THE TASK: Leave out the pictures and copy the remaining records exactly.

(A block of data)

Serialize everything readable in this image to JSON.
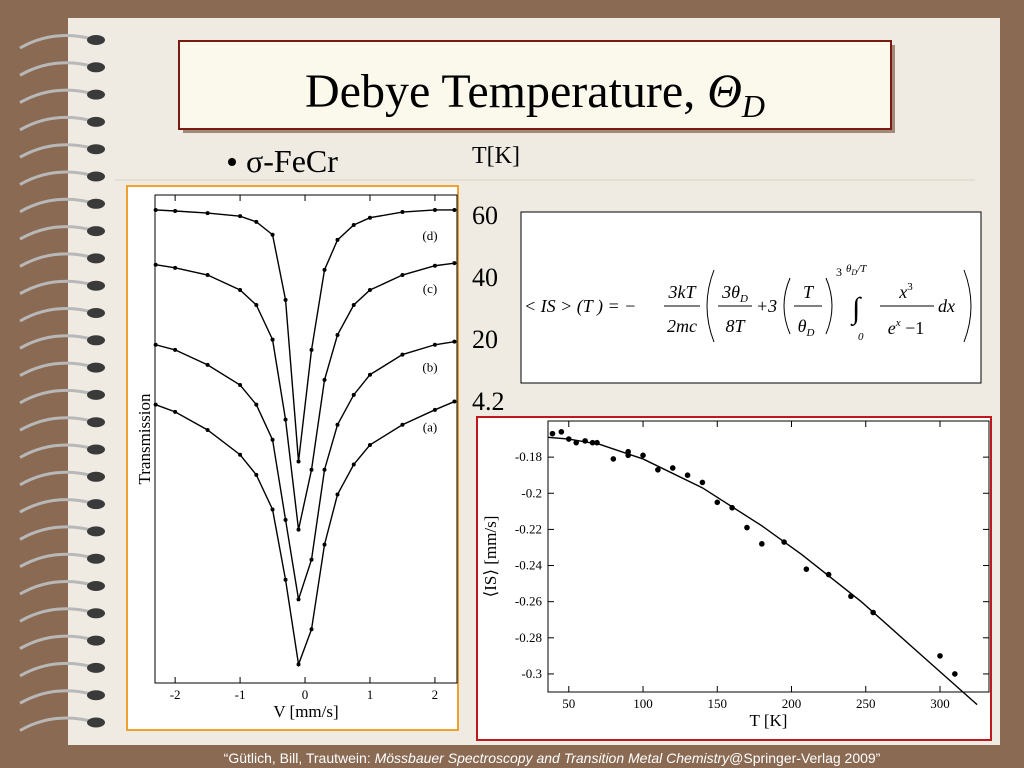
{
  "title": {
    "text": "Debye Temperature, ",
    "symbol": "Θ",
    "subscript": "D"
  },
  "bullet": "σ-FeCr",
  "temperatures": {
    "header": "T[K]",
    "values": [
      60,
      40,
      20,
      4.2
    ]
  },
  "formula": {
    "lhs": "< IS > (T ) = −",
    "frac1": {
      "num": "3kT",
      "den": "2mc"
    },
    "frac2": {
      "num": "3θ",
      "num_sub": "D",
      "den": "8T"
    },
    "plus": "+3",
    "frac3": {
      "num": "T",
      "den": "θ",
      "den_sub": "D"
    },
    "power": "3",
    "integral": "∫",
    "upper": {
      "sym": "θ",
      "sub": "D",
      "rest": "/T"
    },
    "lower": "0",
    "frac4": {
      "num": "x",
      "num_sup": "3",
      "den": "e",
      "den_sup": "x",
      "den_rest": " −1"
    },
    "dx": "dx"
  },
  "footer": {
    "pre": "“Gütlich, Bill, Trautwein: ",
    "book": "Mössbauer Spectroscopy and Transition Metal Chemistry",
    "post": "@Springer-Verlag 2009”"
  },
  "chart_data": [
    {
      "type": "line",
      "x_label": "V [mm/s]",
      "y_label": "Transmission",
      "xlim": [
        -2.31,
        2.34
      ],
      "ylim": [
        0.055,
        1
      ],
      "xticks": [
        -2,
        -1,
        0,
        1,
        2
      ],
      "x": [
        -2.3,
        -2,
        -1.5,
        -1,
        -0.75,
        -0.5,
        -0.3,
        -0.1,
        0.1,
        0.3,
        0.5,
        0.75,
        1,
        1.5,
        2,
        2.3
      ],
      "series": [
        {
          "name": "(d)",
          "color": "#000000",
          "values": [
            0.971,
            0.969,
            0.965,
            0.959,
            0.948,
            0.923,
            0.797,
            0.484,
            0.7,
            0.855,
            0.913,
            0.942,
            0.956,
            0.967,
            0.971,
            0.971
          ]
        },
        {
          "name": "(c)",
          "color": "#000000",
          "values": [
            0.865,
            0.859,
            0.845,
            0.816,
            0.787,
            0.72,
            0.565,
            0.352,
            0.468,
            0.642,
            0.729,
            0.787,
            0.816,
            0.845,
            0.863,
            0.868
          ]
        },
        {
          "name": "(b)",
          "color": "#000000",
          "values": [
            0.71,
            0.7,
            0.671,
            0.632,
            0.594,
            0.526,
            0.371,
            0.217,
            0.294,
            0.468,
            0.555,
            0.613,
            0.652,
            0.691,
            0.71,
            0.716
          ]
        },
        {
          "name": "(a)",
          "color": "#000000",
          "values": [
            0.594,
            0.58,
            0.545,
            0.497,
            0.458,
            0.391,
            0.255,
            0.091,
            0.159,
            0.323,
            0.42,
            0.478,
            0.516,
            0.555,
            0.584,
            0.6
          ]
        }
      ]
    },
    {
      "type": "scatter",
      "x_label": "T [K]",
      "y_label": "⟨IS⟩ [mm/s]",
      "xlim": [
        36,
        333
      ],
      "ylim": [
        -0.31,
        -0.16
      ],
      "xticks": [
        50,
        100,
        150,
        200,
        250,
        300
      ],
      "yticks": [
        -0.18,
        -0.2,
        -0.22,
        -0.24,
        -0.26,
        -0.28,
        -0.3
      ],
      "series": [
        {
          "type": "scatter",
          "color": "#000000",
          "x": [
            39,
            45,
            50,
            55,
            61,
            66,
            69,
            80,
            90,
            90,
            100,
            110,
            120,
            130,
            140,
            150,
            160,
            170,
            180,
            195,
            210,
            225,
            240,
            255,
            300,
            310
          ],
          "values": [
            -0.167,
            -0.166,
            -0.17,
            -0.172,
            -0.171,
            -0.172,
            -0.172,
            -0.181,
            -0.177,
            -0.179,
            -0.179,
            -0.187,
            -0.186,
            -0.19,
            -0.194,
            -0.205,
            -0.208,
            -0.219,
            -0.228,
            -0.227,
            -0.242,
            -0.245,
            -0.257,
            -0.266,
            -0.29,
            -0.3
          ]
        },
        {
          "type": "line",
          "color": "#000000",
          "x": [
            36,
            50,
            71,
            100,
            140,
            180,
            207,
            247,
            288,
            325
          ],
          "values": [
            -0.169,
            -0.17,
            -0.173,
            -0.181,
            -0.197,
            -0.218,
            -0.234,
            -0.26,
            -0.29,
            -0.317
          ]
        }
      ]
    }
  ]
}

EXERCISE ANSWER:
Serialize everything readable in this image to JSON.
{
  "title": {
    "text": "Debye Temperature, ",
    "symbol": "Θ",
    "subscript": "D"
  },
  "bullet": "σ-FeCr",
  "temperatures": {
    "header": "T[K]",
    "values": [
      60,
      40,
      20,
      4.2
    ]
  },
  "formula": {
    "lhs": "< IS > (T ) = −",
    "frac1": {
      "num": "3kT",
      "den": "2mc"
    },
    "frac2": {
      "num": "3θ",
      "num_sub": "D",
      "den": "8T"
    },
    "plus": "+3",
    "frac3": {
      "num": "T",
      "den": "θ",
      "den_sub": "D"
    },
    "power": "3",
    "integral": "∫",
    "upper": {
      "sym": "θ",
      "sub": "D",
      "rest": "/T"
    },
    "lower": "0",
    "frac4": {
      "num": "x",
      "num_sup": "3",
      "den": "e",
      "den_sup": "x",
      "den_rest": " −1"
    },
    "dx": "dx"
  },
  "footer": {
    "pre": "“Gütlich, Bill, Trautwein: ",
    "book": "Mössbauer Spectroscopy and Transition Metal Chemistry",
    "post": "@Springer-Verlag 2009”"
  },
  "chart_data": [
    {
      "type": "line",
      "x_label": "V [mm/s]",
      "y_label": "Transmission",
      "xlim": [
        -2.31,
        2.34
      ],
      "ylim": [
        0.055,
        1
      ],
      "xticks": [
        -2,
        -1,
        0,
        1,
        2
      ],
      "x": [
        -2.3,
        -2,
        -1.5,
        -1,
        -0.75,
        -0.5,
        -0.3,
        -0.1,
        0.1,
        0.3,
        0.5,
        0.75,
        1,
        1.5,
        2,
        2.3
      ],
      "series": [
        {
          "name": "(d)",
          "color": "#000000",
          "values": [
            0.971,
            0.969,
            0.965,
            0.959,
            0.948,
            0.923,
            0.797,
            0.484,
            0.7,
            0.855,
            0.913,
            0.942,
            0.956,
            0.967,
            0.971,
            0.971
          ]
        },
        {
          "name": "(c)",
          "color": "#000000",
          "values": [
            0.865,
            0.859,
            0.845,
            0.816,
            0.787,
            0.72,
            0.565,
            0.352,
            0.468,
            0.642,
            0.729,
            0.787,
            0.816,
            0.845,
            0.863,
            0.868
          ]
        },
        {
          "name": "(b)",
          "color": "#000000",
          "values": [
            0.71,
            0.7,
            0.671,
            0.632,
            0.594,
            0.526,
            0.371,
            0.217,
            0.294,
            0.468,
            0.555,
            0.613,
            0.652,
            0.691,
            0.71,
            0.716
          ]
        },
        {
          "name": "(a)",
          "color": "#000000",
          "values": [
            0.594,
            0.58,
            0.545,
            0.497,
            0.458,
            0.391,
            0.255,
            0.091,
            0.159,
            0.323,
            0.42,
            0.478,
            0.516,
            0.555,
            0.584,
            0.6
          ]
        }
      ]
    },
    {
      "type": "scatter",
      "x_label": "T [K]",
      "y_label": "⟨IS⟩ [mm/s]",
      "xlim": [
        36,
        333
      ],
      "ylim": [
        -0.31,
        -0.16
      ],
      "xticks": [
        50,
        100,
        150,
        200,
        250,
        300
      ],
      "yticks": [
        -0.18,
        -0.2,
        -0.22,
        -0.24,
        -0.26,
        -0.28,
        -0.3
      ],
      "series": [
        {
          "type": "scatter",
          "color": "#000000",
          "x": [
            39,
            45,
            50,
            55,
            61,
            66,
            69,
            80,
            90,
            90,
            100,
            110,
            120,
            130,
            140,
            150,
            160,
            170,
            180,
            195,
            210,
            225,
            240,
            255,
            300,
            310
          ],
          "values": [
            -0.167,
            -0.166,
            -0.17,
            -0.172,
            -0.171,
            -0.172,
            -0.172,
            -0.181,
            -0.177,
            -0.179,
            -0.179,
            -0.187,
            -0.186,
            -0.19,
            -0.194,
            -0.205,
            -0.208,
            -0.219,
            -0.228,
            -0.227,
            -0.242,
            -0.245,
            -0.257,
            -0.266,
            -0.29,
            -0.3
          ]
        },
        {
          "type": "line",
          "color": "#000000",
          "x": [
            36,
            50,
            71,
            100,
            140,
            180,
            207,
            247,
            288,
            325
          ],
          "values": [
            -0.169,
            -0.17,
            -0.173,
            -0.181,
            -0.197,
            -0.218,
            -0.234,
            -0.26,
            -0.29,
            -0.317
          ]
        }
      ]
    }
  ]
}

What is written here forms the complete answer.